PROBLEM
Copy every line from the material below that holds "everything".

• • • • •

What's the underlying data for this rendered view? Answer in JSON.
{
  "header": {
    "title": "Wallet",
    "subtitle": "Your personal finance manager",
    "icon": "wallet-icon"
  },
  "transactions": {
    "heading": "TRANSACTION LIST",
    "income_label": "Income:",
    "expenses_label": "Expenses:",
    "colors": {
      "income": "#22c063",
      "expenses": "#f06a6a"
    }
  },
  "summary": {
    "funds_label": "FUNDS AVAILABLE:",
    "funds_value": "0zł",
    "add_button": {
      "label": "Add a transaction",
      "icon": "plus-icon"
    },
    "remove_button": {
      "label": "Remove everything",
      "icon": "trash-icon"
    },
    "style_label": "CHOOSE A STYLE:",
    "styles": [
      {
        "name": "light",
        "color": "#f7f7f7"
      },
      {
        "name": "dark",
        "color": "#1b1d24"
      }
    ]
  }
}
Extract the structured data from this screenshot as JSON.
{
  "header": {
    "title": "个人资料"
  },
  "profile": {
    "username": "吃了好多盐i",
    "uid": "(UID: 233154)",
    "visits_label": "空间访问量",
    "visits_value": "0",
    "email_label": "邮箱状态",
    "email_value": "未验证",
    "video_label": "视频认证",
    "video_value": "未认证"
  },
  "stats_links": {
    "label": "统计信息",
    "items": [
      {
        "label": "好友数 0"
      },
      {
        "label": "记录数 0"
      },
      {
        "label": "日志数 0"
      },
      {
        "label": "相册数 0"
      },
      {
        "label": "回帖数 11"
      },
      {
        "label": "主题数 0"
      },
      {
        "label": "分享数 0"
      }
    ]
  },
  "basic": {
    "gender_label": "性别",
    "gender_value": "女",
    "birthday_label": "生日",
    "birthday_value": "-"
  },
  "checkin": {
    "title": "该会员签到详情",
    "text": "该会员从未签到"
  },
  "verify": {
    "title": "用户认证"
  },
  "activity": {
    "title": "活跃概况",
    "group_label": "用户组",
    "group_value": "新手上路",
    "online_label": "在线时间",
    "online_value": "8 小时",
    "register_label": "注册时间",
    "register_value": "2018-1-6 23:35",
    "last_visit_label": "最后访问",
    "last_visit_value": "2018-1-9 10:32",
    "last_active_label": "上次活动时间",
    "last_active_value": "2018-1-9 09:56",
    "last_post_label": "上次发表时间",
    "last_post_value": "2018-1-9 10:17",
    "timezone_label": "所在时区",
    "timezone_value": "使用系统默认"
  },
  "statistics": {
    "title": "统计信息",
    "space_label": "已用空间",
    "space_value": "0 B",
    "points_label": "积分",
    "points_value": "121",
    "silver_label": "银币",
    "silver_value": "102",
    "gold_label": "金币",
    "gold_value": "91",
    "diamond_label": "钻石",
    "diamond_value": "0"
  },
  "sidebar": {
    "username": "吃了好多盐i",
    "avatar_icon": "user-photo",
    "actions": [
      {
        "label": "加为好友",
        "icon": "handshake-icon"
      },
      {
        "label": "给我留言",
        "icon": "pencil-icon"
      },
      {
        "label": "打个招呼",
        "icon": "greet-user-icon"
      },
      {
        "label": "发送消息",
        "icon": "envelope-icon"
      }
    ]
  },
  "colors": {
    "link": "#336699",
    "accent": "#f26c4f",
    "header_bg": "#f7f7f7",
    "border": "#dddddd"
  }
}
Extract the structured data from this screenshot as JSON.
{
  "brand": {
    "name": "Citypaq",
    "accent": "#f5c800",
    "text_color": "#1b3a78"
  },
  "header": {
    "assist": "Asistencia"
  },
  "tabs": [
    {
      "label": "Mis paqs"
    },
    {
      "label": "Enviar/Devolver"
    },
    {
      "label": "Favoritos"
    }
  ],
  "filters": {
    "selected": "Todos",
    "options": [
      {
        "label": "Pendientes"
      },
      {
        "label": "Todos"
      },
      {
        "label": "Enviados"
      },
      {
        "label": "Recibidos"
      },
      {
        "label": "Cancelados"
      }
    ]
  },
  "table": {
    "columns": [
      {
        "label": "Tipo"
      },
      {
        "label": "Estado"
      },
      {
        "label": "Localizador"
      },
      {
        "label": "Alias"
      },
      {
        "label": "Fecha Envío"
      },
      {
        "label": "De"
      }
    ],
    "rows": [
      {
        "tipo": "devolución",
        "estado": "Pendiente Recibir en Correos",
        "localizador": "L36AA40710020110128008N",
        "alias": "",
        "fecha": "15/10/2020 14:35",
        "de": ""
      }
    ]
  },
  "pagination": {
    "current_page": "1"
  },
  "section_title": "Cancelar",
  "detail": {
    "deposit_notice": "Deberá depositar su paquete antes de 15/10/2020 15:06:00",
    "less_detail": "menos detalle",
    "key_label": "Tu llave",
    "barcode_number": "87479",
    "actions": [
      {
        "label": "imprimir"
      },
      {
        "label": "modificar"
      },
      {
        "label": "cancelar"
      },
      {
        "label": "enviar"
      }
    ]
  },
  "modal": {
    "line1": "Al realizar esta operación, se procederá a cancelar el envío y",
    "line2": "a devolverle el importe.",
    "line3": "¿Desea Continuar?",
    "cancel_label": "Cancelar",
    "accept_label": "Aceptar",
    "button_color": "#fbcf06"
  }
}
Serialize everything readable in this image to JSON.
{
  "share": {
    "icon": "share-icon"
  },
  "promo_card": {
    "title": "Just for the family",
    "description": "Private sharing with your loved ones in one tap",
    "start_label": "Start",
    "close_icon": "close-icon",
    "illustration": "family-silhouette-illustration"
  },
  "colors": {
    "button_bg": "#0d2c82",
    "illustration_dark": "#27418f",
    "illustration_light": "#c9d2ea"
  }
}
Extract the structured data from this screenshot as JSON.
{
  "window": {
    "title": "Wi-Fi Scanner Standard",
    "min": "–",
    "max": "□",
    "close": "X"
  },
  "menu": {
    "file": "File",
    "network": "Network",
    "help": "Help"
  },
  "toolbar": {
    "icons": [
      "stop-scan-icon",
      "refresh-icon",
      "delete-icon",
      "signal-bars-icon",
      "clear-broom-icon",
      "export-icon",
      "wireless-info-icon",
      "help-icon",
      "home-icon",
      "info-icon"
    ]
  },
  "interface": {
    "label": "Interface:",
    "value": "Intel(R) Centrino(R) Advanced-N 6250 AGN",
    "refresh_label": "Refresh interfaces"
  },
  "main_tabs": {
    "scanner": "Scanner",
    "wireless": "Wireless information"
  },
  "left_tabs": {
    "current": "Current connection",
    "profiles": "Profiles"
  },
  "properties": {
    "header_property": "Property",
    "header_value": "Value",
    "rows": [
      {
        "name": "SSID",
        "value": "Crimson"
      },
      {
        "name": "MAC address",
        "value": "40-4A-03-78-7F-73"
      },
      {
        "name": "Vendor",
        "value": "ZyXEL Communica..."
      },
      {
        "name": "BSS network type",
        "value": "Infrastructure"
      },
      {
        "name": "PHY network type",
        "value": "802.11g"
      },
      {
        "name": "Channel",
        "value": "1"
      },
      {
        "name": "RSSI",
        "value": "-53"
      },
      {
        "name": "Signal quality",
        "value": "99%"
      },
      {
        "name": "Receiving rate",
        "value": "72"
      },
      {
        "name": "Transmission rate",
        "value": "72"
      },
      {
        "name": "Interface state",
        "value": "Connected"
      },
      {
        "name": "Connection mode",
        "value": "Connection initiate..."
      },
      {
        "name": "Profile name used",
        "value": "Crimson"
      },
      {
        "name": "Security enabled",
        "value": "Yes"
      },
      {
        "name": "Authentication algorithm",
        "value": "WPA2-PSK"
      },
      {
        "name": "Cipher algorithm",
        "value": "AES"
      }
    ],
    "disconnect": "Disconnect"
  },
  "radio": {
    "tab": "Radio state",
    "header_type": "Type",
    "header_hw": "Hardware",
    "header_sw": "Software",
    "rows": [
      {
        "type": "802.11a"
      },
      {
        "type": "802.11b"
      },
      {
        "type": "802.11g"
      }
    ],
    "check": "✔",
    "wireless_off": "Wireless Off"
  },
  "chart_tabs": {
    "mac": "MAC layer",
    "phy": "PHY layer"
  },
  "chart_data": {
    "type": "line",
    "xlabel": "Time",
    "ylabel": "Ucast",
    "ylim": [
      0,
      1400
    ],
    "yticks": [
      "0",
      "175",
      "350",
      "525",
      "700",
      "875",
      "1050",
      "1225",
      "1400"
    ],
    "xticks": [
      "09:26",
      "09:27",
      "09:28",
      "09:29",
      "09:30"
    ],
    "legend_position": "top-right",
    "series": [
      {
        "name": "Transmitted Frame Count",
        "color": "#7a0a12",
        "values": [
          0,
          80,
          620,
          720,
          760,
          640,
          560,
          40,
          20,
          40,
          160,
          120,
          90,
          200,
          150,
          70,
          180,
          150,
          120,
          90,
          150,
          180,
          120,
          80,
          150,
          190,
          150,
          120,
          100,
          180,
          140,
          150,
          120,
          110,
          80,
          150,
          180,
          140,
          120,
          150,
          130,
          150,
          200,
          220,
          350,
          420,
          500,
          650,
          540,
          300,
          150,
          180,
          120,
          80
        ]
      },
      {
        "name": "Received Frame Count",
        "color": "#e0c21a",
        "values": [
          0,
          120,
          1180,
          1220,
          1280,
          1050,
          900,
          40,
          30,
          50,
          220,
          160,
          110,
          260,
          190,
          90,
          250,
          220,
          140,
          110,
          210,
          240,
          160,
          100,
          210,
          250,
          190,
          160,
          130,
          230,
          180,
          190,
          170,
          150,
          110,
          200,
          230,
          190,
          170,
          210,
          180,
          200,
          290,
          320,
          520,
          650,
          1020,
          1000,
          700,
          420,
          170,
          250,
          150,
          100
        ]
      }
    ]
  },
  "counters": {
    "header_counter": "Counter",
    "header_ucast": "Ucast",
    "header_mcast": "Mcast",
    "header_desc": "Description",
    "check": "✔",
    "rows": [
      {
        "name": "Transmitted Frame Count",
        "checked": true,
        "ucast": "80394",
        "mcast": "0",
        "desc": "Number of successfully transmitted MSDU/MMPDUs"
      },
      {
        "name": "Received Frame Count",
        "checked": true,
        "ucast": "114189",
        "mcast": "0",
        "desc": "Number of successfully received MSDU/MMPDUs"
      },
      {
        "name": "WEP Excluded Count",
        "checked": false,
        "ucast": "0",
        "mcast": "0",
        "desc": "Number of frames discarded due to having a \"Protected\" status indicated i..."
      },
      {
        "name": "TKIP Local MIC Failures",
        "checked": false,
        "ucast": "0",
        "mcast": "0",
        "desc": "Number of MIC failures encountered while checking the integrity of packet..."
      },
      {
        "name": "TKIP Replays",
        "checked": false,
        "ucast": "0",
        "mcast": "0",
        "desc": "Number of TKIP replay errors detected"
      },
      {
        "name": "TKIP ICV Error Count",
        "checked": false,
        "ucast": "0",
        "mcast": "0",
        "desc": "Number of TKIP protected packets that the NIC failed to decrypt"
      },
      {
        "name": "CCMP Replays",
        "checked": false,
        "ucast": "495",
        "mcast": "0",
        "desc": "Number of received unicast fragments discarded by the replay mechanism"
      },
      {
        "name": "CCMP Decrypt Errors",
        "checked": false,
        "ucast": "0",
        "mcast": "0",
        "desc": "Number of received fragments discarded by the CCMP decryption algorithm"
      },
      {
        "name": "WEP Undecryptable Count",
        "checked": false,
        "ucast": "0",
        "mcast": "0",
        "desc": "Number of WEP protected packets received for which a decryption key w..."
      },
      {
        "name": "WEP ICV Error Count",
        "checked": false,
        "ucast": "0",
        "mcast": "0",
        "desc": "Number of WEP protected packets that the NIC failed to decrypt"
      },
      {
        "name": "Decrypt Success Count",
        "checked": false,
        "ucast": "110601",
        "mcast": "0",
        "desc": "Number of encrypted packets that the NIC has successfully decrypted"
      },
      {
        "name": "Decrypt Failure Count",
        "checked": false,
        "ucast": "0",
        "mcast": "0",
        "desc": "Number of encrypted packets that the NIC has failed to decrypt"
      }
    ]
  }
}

• • • • •

TASK RESULT
      "label": "Remove everything",
Serialize everything readable in this image to JSON.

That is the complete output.